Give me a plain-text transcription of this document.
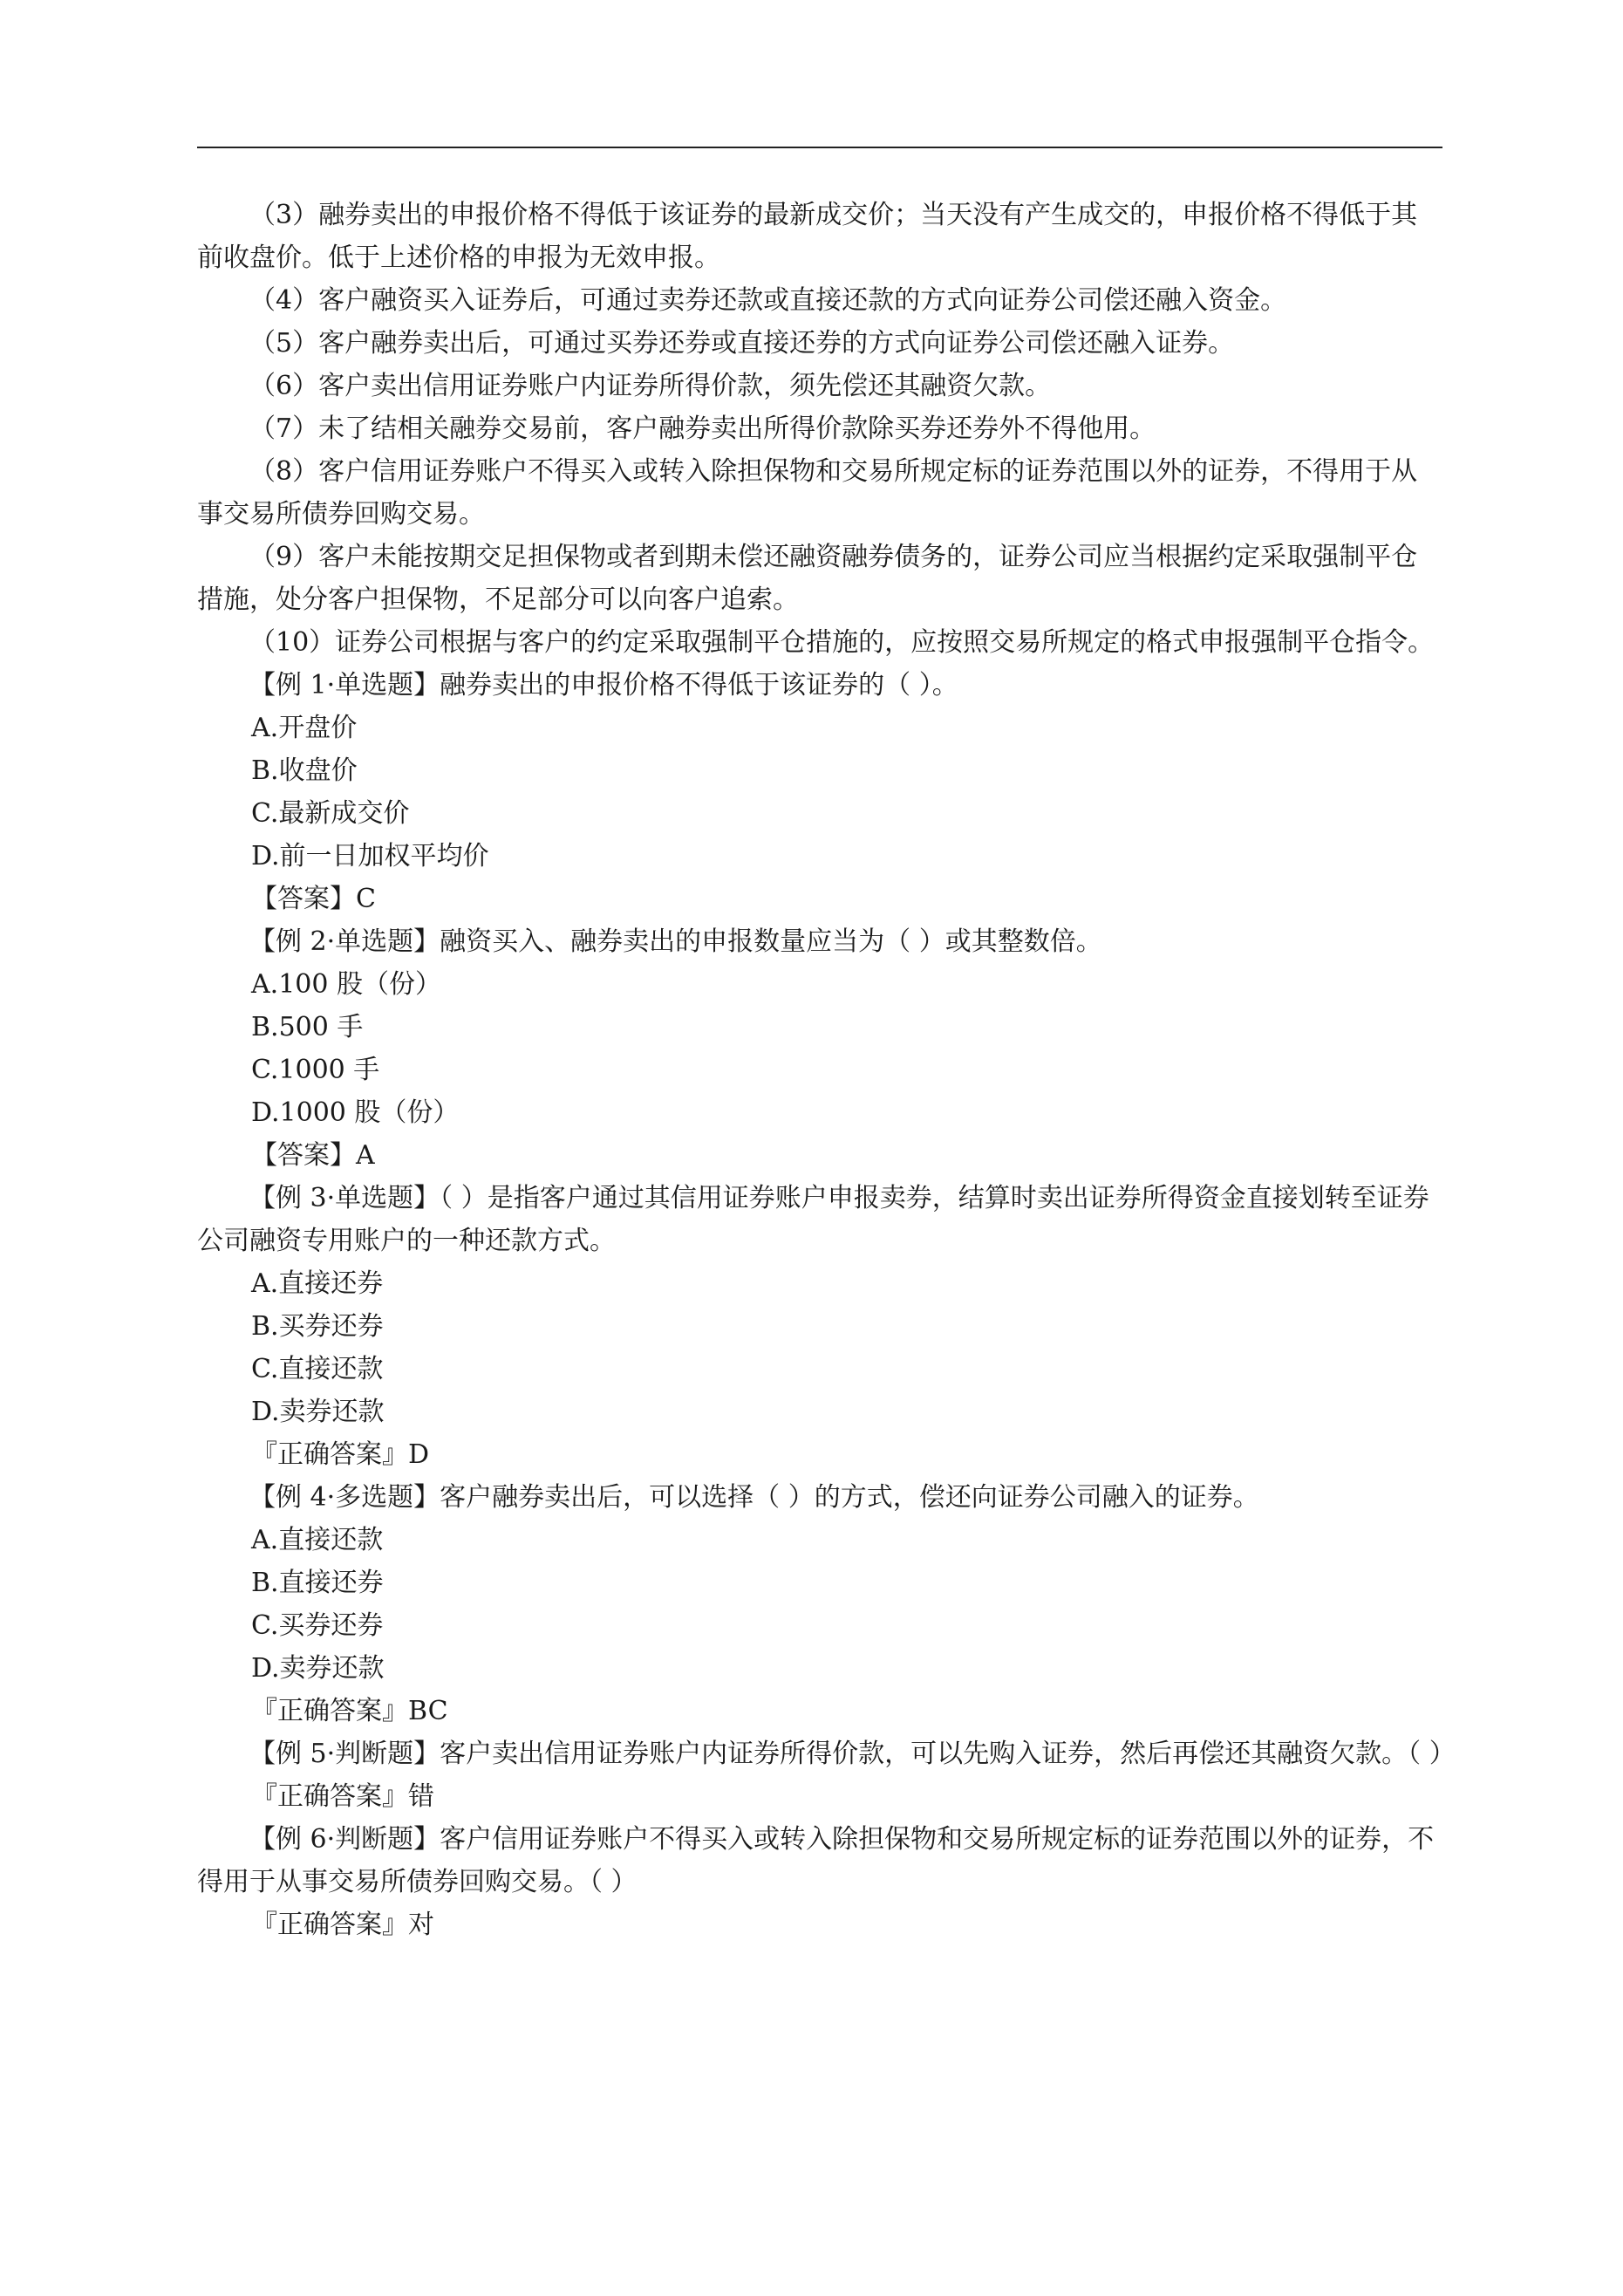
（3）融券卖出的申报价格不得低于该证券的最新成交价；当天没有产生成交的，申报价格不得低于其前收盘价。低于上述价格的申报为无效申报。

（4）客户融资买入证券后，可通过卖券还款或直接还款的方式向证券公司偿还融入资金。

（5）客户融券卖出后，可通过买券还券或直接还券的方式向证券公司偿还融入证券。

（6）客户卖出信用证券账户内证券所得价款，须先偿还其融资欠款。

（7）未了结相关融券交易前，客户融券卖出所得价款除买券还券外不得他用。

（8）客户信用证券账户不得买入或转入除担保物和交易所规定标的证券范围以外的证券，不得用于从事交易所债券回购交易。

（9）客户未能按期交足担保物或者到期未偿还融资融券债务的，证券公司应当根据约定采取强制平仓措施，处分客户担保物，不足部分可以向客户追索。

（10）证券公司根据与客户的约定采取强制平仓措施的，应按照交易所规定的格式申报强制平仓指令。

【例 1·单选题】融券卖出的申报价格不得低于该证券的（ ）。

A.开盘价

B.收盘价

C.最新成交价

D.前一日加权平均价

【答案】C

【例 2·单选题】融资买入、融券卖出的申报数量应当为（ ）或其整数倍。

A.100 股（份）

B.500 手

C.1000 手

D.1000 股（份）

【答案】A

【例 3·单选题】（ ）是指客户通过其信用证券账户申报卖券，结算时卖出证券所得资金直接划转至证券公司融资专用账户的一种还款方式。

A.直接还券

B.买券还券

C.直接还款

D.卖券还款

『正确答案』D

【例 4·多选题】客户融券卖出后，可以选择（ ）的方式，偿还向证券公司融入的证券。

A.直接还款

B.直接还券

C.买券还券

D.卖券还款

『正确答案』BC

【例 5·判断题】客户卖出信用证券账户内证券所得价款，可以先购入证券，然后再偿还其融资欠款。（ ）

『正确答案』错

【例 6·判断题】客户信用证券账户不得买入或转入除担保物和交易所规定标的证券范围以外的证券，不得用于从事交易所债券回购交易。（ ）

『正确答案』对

********

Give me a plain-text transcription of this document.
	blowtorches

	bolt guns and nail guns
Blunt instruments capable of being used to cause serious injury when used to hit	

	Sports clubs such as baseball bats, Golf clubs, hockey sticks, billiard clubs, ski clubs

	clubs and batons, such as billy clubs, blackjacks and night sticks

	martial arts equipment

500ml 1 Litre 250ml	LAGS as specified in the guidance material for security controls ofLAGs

********

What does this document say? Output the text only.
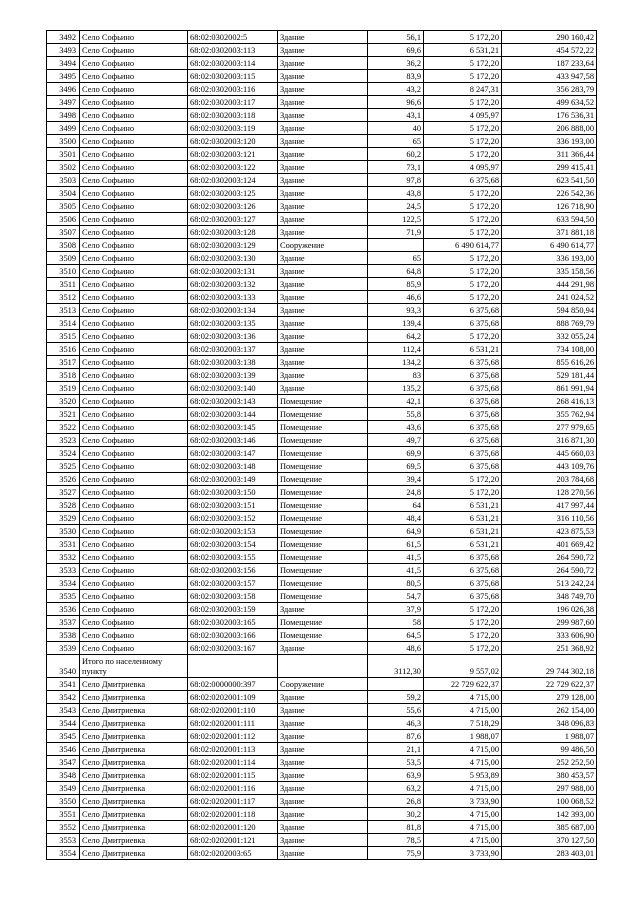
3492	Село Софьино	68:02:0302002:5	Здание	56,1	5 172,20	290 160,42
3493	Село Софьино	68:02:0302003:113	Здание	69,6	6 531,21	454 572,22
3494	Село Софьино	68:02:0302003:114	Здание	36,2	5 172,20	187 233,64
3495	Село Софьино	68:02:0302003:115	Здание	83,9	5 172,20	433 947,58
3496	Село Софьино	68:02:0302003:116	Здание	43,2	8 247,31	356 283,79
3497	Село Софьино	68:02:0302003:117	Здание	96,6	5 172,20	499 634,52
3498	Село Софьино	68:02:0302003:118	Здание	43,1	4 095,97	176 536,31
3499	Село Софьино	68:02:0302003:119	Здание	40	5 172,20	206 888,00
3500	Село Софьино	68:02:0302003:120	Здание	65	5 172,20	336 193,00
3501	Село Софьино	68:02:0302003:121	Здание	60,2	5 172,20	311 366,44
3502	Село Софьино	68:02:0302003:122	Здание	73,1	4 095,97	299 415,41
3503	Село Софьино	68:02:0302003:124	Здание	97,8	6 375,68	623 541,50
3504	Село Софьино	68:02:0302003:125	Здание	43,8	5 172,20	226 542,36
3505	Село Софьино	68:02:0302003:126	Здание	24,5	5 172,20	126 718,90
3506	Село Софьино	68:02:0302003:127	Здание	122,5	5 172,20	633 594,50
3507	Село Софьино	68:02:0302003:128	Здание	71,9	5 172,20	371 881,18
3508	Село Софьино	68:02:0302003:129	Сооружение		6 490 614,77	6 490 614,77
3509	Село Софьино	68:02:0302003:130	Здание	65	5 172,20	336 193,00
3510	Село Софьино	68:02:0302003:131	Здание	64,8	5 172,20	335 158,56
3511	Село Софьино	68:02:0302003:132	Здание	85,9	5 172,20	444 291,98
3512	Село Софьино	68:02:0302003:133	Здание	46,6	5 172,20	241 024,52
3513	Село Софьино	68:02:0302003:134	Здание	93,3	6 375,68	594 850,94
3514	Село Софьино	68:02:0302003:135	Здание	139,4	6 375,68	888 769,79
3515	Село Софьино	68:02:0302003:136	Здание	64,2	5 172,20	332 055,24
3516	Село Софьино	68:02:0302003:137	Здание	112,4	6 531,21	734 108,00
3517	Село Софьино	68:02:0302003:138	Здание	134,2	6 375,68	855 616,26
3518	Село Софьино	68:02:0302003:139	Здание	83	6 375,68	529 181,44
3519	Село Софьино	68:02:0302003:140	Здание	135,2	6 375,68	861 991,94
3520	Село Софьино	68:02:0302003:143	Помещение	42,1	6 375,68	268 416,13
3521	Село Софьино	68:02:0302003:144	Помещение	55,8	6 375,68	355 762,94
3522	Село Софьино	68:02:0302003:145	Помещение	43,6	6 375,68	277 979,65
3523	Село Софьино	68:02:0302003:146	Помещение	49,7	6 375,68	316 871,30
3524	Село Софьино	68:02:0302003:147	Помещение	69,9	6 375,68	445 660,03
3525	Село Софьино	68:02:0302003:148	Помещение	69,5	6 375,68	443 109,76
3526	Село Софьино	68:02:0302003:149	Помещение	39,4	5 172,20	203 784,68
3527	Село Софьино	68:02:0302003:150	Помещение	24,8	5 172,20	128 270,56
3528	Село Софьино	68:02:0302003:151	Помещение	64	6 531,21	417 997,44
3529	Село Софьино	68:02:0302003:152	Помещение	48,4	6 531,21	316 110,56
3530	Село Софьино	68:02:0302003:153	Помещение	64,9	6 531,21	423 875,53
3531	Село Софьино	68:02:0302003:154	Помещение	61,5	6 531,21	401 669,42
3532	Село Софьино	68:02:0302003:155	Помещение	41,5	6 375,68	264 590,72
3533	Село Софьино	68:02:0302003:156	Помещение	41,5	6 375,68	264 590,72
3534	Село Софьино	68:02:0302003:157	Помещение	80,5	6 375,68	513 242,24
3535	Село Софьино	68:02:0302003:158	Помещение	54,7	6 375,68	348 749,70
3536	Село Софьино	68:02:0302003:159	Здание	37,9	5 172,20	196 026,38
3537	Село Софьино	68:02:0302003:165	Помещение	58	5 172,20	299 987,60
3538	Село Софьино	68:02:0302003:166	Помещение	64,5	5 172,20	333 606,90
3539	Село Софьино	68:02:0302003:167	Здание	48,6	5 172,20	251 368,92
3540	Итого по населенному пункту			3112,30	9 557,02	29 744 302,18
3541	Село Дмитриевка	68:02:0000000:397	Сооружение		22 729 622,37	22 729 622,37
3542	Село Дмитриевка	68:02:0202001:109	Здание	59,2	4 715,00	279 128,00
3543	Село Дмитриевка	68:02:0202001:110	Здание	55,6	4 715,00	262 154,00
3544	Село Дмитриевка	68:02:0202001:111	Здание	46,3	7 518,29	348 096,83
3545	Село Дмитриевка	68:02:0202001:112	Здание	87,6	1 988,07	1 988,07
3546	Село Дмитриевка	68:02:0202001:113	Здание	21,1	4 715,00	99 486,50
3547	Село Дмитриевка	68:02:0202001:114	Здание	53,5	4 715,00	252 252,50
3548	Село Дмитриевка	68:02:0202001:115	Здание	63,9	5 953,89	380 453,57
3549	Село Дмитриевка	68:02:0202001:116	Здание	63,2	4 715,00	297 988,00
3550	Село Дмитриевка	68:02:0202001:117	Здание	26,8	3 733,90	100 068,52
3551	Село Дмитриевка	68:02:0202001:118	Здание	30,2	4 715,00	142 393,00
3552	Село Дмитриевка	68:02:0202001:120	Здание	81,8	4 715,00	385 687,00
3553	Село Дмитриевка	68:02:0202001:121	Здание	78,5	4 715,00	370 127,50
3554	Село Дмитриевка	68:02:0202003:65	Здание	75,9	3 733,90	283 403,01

********

List each line in the listing that contains the string "客户融券卖出后".

（5）客户融券卖出后，可通过买券还券或直接还券的方式向证券公司偿还融入证券。
【例 4·多选题】客户融券卖出后，可以选择（ ）的方式，偿还向证券公司融入的证券。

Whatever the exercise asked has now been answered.